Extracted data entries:
^^^^

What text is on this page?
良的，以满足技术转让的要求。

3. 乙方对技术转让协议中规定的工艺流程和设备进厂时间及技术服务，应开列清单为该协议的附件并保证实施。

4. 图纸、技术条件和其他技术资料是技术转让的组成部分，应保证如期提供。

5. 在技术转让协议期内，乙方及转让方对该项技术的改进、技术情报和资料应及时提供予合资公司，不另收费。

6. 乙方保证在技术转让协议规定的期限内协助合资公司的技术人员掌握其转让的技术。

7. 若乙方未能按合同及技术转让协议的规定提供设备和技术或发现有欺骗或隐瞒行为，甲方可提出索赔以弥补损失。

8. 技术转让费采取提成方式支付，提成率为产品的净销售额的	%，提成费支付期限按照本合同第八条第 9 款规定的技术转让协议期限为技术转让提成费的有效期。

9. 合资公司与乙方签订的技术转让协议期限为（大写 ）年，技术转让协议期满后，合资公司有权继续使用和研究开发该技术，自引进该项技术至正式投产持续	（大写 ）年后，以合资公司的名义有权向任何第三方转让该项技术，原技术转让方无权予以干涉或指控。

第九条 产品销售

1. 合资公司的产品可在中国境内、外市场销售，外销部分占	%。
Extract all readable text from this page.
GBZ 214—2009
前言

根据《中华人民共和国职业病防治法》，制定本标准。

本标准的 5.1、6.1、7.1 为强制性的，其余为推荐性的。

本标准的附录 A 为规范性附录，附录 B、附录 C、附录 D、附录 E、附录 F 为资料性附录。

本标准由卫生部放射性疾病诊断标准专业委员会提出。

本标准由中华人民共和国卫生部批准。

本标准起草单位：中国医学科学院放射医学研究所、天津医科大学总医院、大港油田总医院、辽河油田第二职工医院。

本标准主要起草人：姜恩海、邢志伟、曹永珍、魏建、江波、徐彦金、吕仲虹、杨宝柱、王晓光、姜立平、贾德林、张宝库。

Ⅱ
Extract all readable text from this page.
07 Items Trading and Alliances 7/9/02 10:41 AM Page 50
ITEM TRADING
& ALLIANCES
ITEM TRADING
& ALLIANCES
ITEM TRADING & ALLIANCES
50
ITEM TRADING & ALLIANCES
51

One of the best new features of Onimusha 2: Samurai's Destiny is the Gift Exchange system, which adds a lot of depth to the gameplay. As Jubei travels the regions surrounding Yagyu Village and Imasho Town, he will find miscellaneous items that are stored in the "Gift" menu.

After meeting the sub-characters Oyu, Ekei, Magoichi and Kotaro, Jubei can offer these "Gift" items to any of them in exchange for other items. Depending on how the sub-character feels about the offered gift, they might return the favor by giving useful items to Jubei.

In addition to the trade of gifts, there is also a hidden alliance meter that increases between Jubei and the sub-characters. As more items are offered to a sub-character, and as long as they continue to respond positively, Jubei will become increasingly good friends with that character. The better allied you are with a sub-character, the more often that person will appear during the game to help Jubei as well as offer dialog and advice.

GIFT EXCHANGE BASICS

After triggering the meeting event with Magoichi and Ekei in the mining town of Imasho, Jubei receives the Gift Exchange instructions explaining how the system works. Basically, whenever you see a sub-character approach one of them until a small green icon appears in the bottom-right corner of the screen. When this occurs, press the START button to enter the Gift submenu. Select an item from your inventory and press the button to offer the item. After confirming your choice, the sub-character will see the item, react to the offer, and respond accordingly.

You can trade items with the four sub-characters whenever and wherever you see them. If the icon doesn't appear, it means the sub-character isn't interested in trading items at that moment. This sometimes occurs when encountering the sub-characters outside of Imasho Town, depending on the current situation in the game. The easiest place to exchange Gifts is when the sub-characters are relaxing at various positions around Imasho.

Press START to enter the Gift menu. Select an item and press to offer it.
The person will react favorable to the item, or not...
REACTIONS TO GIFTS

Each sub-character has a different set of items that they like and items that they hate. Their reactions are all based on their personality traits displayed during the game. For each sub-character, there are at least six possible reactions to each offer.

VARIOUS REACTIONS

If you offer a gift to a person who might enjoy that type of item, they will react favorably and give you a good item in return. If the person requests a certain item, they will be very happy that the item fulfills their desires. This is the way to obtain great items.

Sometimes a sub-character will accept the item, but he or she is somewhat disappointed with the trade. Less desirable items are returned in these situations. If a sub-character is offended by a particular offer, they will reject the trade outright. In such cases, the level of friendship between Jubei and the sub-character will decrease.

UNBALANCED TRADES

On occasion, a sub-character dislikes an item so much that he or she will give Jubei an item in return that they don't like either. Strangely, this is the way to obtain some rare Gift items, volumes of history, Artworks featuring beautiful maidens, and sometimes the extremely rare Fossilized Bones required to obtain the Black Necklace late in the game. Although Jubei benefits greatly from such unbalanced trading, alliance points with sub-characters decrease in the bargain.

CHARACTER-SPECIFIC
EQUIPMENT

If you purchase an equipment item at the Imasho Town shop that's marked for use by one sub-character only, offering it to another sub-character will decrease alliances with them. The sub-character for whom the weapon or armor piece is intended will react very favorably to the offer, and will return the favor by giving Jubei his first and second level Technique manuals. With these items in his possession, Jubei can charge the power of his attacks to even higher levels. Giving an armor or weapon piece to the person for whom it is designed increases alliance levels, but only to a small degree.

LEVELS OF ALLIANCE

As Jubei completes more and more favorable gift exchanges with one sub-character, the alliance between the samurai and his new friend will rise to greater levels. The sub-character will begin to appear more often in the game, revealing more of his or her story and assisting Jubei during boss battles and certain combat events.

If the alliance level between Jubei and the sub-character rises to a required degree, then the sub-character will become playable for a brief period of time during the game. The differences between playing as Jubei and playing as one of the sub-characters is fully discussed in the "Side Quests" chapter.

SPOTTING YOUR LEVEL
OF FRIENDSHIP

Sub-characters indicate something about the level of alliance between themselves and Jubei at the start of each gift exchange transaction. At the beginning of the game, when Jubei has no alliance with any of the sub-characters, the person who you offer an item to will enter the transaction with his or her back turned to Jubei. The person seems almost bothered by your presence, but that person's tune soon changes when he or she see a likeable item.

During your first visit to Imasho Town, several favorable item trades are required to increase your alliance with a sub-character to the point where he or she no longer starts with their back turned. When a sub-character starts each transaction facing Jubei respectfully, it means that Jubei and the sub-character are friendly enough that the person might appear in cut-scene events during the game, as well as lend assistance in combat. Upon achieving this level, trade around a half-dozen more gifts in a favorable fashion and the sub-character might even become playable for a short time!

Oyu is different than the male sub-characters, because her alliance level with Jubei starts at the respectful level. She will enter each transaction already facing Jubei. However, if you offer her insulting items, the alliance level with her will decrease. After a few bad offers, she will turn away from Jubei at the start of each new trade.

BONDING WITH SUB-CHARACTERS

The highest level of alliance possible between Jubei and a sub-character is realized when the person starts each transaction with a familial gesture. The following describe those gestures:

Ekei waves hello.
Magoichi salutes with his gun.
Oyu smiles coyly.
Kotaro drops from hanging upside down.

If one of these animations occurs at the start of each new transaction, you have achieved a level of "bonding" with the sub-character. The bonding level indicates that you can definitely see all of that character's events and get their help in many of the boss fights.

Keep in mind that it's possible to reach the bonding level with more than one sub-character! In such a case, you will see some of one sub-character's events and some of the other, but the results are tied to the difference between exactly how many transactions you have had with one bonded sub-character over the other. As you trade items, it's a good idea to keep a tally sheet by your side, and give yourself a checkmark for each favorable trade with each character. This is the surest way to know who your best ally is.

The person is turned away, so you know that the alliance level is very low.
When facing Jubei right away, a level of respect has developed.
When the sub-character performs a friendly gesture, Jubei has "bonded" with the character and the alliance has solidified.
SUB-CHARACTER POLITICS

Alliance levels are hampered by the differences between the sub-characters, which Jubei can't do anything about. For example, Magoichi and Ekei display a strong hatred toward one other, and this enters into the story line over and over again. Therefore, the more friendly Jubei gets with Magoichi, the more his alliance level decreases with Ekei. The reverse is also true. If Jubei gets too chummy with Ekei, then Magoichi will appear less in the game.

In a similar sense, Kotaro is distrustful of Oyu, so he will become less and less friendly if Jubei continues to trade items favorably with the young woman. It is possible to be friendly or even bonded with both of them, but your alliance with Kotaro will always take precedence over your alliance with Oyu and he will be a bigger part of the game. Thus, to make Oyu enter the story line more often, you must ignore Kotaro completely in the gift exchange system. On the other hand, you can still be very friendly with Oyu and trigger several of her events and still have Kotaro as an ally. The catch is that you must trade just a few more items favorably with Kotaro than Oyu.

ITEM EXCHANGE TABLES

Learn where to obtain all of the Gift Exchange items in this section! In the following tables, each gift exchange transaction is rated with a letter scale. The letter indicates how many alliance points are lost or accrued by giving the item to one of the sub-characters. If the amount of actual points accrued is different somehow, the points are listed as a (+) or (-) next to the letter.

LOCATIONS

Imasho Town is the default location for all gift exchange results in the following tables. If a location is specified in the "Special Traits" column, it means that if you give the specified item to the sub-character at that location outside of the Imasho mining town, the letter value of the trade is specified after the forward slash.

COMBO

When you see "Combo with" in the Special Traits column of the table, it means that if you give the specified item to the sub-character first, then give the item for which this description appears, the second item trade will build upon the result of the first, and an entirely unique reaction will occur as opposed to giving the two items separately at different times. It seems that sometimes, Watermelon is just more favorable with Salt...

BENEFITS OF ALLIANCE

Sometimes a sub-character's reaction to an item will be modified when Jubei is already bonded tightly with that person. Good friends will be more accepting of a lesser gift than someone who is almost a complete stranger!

^^^^

▸ EXERCISE GOAL
Count the lines that hold the string "results" and state that number alone.

▸ EXERCISE RESPONSE
2